— WHAT THIS TASK INVOLVES —
Copy every line of the following data that includes the string "Photometric".

— GIVEN INFORMATION —
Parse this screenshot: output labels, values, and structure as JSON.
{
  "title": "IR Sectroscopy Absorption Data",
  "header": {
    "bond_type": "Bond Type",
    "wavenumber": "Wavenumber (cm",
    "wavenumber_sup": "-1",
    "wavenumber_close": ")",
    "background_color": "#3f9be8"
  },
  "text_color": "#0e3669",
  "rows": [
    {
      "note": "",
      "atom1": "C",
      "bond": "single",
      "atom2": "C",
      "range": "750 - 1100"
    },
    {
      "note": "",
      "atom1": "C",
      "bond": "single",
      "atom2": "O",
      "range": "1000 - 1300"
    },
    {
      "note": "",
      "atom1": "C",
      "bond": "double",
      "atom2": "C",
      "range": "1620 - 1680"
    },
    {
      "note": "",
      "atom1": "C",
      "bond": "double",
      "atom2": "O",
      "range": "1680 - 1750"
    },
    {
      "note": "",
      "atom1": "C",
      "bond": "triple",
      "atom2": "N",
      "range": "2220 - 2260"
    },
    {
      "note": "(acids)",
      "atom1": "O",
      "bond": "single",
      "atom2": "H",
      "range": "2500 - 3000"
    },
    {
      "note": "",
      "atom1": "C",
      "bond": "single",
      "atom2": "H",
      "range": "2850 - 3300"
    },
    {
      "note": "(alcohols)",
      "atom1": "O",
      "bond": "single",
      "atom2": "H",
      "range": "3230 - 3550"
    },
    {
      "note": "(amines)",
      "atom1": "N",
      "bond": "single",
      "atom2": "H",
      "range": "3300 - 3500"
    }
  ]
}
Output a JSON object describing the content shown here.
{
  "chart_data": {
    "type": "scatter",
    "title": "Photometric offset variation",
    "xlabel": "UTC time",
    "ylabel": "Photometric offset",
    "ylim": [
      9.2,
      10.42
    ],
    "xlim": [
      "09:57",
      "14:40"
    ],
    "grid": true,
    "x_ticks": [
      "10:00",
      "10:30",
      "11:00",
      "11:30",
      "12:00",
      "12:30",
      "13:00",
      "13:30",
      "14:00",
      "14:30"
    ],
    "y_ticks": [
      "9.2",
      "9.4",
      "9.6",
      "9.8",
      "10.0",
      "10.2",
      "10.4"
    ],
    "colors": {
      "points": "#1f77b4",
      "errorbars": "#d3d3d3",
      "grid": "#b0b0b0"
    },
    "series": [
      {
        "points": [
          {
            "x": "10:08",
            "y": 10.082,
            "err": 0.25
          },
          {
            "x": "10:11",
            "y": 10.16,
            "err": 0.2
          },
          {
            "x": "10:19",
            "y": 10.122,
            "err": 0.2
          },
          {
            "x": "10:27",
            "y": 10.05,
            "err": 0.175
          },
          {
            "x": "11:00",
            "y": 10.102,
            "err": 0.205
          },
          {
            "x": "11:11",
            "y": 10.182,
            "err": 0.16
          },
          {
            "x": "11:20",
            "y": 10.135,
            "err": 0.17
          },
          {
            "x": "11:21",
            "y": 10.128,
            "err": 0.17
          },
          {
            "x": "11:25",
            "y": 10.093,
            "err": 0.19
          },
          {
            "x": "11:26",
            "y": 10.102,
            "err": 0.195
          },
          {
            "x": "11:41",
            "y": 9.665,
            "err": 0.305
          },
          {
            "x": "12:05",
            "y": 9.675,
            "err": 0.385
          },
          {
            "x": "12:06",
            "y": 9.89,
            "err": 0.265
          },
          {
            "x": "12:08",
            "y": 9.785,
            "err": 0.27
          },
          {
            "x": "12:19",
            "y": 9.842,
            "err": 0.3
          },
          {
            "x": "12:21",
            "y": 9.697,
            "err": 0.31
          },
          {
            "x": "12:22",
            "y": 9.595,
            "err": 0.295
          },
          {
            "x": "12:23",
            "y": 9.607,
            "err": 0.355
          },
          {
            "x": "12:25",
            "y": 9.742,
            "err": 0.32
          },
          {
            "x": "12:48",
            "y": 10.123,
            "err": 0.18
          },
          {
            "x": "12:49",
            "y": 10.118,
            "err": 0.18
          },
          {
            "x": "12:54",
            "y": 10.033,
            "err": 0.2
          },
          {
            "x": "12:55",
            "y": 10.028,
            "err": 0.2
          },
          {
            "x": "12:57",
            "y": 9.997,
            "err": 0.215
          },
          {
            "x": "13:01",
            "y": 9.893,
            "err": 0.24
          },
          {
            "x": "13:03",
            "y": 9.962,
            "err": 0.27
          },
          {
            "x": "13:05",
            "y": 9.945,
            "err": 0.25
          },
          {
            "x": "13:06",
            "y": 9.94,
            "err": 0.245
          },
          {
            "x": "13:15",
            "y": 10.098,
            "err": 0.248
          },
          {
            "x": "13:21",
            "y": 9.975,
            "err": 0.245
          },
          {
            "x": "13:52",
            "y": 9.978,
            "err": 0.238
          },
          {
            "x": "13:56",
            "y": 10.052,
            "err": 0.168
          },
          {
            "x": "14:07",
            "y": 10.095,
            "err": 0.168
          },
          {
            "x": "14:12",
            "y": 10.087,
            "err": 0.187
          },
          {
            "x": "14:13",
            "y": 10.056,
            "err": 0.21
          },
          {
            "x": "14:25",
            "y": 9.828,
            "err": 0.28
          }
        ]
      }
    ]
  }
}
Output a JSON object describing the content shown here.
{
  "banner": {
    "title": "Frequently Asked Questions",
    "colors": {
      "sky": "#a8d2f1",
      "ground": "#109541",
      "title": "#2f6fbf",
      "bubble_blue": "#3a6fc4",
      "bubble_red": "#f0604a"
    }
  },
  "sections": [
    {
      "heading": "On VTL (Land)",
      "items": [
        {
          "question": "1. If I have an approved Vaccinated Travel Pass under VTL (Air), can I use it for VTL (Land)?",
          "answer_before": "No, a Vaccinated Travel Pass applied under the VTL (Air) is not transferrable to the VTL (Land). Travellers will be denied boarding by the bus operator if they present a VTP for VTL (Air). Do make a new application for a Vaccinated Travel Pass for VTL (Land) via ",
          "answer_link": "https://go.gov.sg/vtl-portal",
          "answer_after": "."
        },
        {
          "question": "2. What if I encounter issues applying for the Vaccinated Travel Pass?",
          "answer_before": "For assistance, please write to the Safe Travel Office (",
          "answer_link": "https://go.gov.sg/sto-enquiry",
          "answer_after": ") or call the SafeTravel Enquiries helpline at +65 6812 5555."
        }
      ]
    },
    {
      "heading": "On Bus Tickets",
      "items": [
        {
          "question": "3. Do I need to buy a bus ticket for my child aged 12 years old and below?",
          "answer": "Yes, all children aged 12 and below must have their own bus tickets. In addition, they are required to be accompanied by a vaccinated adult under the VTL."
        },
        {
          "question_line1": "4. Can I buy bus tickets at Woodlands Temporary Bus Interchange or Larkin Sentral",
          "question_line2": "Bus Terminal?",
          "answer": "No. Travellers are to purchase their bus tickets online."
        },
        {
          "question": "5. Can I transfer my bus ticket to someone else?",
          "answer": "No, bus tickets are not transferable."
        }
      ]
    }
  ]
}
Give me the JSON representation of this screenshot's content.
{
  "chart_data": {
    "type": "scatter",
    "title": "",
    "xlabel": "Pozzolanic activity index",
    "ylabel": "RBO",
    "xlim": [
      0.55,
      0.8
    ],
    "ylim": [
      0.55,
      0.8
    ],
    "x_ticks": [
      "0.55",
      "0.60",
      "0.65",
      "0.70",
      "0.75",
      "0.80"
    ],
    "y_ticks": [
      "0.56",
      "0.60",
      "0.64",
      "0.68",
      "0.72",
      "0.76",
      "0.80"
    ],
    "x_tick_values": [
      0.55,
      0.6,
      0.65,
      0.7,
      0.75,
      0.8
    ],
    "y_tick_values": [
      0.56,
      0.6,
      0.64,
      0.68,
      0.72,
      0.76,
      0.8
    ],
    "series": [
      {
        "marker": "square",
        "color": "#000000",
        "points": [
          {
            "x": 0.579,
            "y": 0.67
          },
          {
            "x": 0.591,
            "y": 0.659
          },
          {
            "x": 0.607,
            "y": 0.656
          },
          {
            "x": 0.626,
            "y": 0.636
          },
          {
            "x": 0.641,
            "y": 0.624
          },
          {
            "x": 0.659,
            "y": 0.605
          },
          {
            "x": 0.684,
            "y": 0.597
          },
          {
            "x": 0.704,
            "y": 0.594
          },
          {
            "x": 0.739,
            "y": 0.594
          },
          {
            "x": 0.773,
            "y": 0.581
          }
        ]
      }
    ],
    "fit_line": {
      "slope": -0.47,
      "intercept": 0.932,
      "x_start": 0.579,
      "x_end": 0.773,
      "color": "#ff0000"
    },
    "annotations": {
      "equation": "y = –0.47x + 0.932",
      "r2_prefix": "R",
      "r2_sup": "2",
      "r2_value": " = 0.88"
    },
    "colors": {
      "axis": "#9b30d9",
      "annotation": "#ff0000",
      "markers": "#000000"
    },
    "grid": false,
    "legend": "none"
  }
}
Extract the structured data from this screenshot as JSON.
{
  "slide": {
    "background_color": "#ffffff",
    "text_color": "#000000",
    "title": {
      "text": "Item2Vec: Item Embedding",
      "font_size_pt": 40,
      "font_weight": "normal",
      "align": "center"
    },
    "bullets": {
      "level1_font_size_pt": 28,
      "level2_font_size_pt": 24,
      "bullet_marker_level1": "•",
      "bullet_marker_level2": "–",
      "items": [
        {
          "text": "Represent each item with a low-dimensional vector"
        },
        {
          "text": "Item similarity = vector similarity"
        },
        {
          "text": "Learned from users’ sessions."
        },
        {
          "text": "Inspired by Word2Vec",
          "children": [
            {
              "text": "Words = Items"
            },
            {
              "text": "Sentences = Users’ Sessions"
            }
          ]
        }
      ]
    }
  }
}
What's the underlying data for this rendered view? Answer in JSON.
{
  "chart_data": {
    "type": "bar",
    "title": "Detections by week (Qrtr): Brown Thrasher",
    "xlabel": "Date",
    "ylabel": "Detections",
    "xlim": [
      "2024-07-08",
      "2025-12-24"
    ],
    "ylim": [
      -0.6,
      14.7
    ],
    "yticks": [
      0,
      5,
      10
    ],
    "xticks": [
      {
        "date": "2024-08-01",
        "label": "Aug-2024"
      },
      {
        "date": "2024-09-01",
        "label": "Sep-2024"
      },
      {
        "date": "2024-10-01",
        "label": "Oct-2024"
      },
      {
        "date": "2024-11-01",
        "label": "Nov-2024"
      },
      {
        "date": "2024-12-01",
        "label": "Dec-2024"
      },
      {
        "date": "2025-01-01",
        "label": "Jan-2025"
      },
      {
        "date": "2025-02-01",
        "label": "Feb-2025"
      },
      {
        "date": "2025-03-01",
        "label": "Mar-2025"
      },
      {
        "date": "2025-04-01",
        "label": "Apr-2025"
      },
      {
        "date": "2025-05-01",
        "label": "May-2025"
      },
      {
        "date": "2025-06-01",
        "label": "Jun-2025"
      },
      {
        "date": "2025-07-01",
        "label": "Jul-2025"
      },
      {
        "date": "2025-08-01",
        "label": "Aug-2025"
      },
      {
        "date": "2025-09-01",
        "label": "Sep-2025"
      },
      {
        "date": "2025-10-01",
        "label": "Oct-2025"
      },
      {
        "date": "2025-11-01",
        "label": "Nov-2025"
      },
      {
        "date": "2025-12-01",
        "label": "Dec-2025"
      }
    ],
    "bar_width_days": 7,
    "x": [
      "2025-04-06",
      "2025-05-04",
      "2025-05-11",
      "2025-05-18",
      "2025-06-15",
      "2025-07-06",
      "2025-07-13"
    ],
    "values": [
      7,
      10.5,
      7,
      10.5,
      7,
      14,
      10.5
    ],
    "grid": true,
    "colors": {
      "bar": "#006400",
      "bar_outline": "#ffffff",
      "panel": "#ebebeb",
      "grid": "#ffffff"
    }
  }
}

— COMPLETE ANSWER —
    "title": "Photometric offset variation",
    "ylabel": "Photometric offset",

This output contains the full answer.